Copy every entry word for word. Skip the pictures.

========================

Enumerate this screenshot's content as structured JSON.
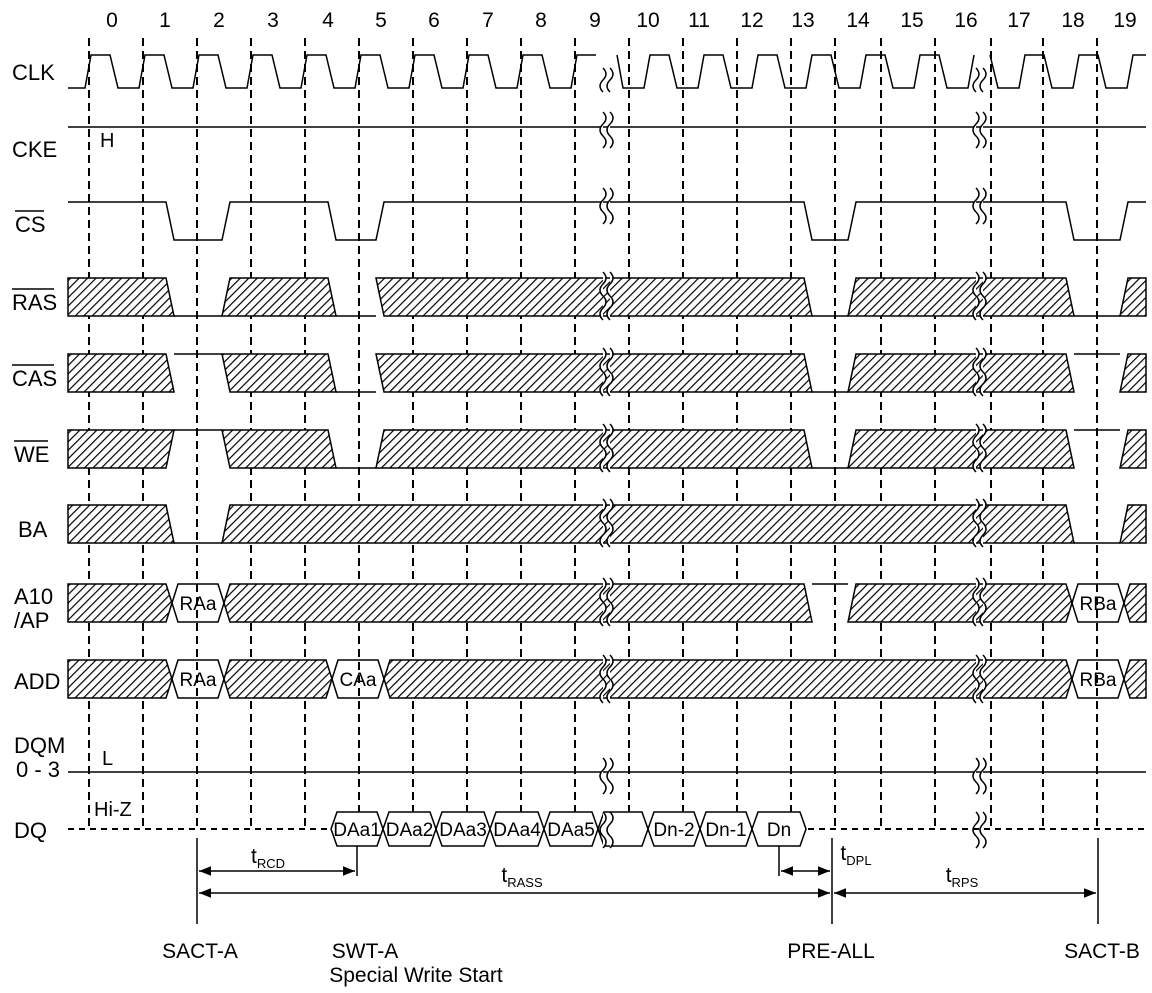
{
  "cycles": [
    "0",
    "1",
    "2",
    "3",
    "4",
    "5",
    "6",
    "7",
    "8",
    "9",
    "10",
    "11",
    "12",
    "13",
    "14",
    "15",
    "16",
    "17",
    "18",
    "19"
  ],
  "signals": {
    "clk": "CLK",
    "cke": "CKE",
    "cs": "CS",
    "ras": "RAS",
    "cas": "CAS",
    "we": "WE",
    "ba": "BA",
    "a10_line1": "A10",
    "a10_line2": "/AP",
    "add": "ADD",
    "dqm_line1": "DQM",
    "dqm_line2": "0 - 3",
    "dq": "DQ"
  },
  "levels": {
    "cke": "H",
    "dqm": "L",
    "dq": "Hi-Z"
  },
  "a10_labels": [
    "RAa",
    "RBa"
  ],
  "add_labels": [
    "RAa",
    "CAa",
    "RBa"
  ],
  "dq_labels": [
    "DAa1",
    "DAa2",
    "DAa3",
    "DAa4",
    "DAa5",
    "Dn-2",
    "Dn-1",
    "Dn"
  ],
  "timings": {
    "trcd": {
      "t": "t",
      "sub": "RCD"
    },
    "trass": {
      "t": "t",
      "sub": "RASS"
    },
    "tdpl": {
      "t": "t",
      "sub": "DPL"
    },
    "trps": {
      "t": "t",
      "sub": "RPS"
    }
  },
  "commands": {
    "sact_a": "SACT-A",
    "swt_a": "SWT-A",
    "swt_a_desc": "Special Write Start",
    "pre_all": "PRE-ALL",
    "sact_b": "SACT-B"
  }
}
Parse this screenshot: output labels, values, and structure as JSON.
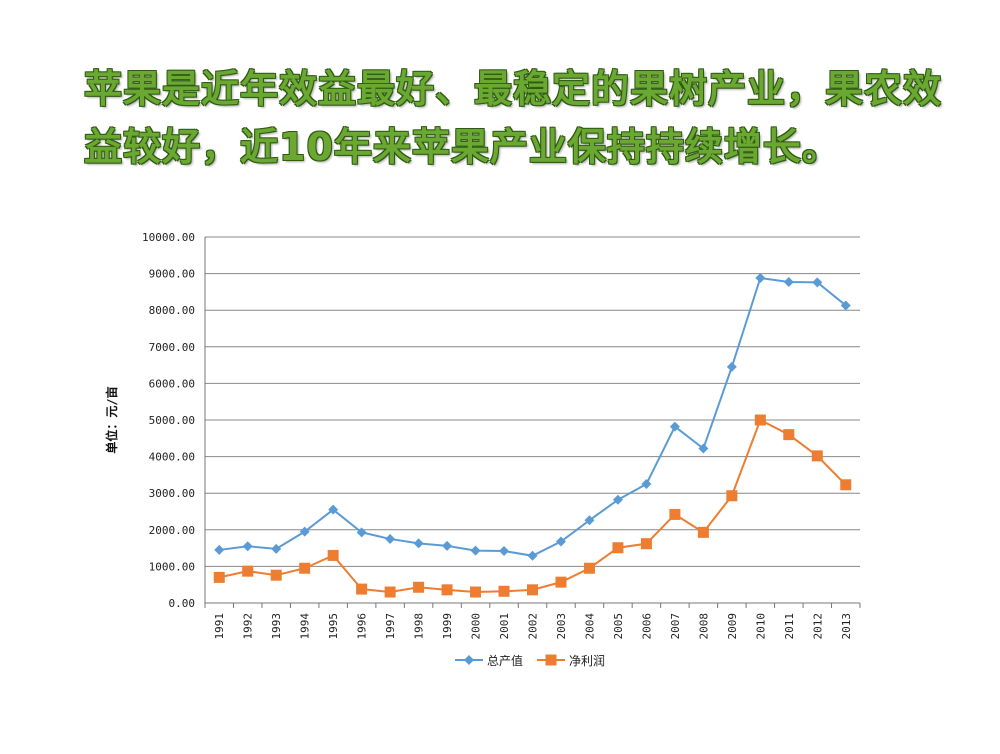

========================

§ Answer for this exercise
Enumerate this screenshot's content as structured JSON.
{
  "cycles": [
    "0",
    "1",
    "2",
    "3",
    "4",
    "5",
    "6",
    "7",
    "8",
    "9",
    "10",
    "11",
    "12",
    "13",
    "14",
    "15",
    "16",
    "17",
    "18",
    "19"
  ],
  "signals": {
    "clk": "CLK",
    "cke": "CKE",
    "cs": "CS",
    "ras": "RAS",
    "cas": "CAS",
    "we": "WE",
    "ba": "BA",
    "a10_line1": "A10",
    "a10_line2": "/AP",
    "add": "ADD",
    "dqm_line1": "DQM",
    "dqm_line2": "0 - 3",
    "dq": "DQ"
  },
  "levels": {
    "cke": "H",
    "dqm": "L",
    "dq": "Hi-Z"
  },
  "a10_labels": [
    "RAa",
    "RBa"
  ],
  "add_labels": [
    "RAa",
    "CAa",
    "RBa"
  ],
  "dq_labels": [
    "DAa1",
    "DAa2",
    "DAa3",
    "DAa4",
    "DAa5",
    "Dn-2",
    "Dn-1",
    "Dn"
  ],
  "timings": {
    "trcd": {
      "t": "t",
      "sub": "RCD"
    },
    "trass": {
      "t": "t",
      "sub": "RASS"
    },
    "tdpl": {
      "t": "t",
      "sub": "DPL"
    },
    "trps": {
      "t": "t",
      "sub": "RPS"
    }
  },
  "commands": {
    "sact_a": "SACT-A",
    "swt_a": "SWT-A",
    "swt_a_desc": "Special Write Start",
    "pre_all": "PRE-ALL",
    "sact_b": "SACT-B"
  }
}
Parse this screenshot: output labels, values, and structure as JSON.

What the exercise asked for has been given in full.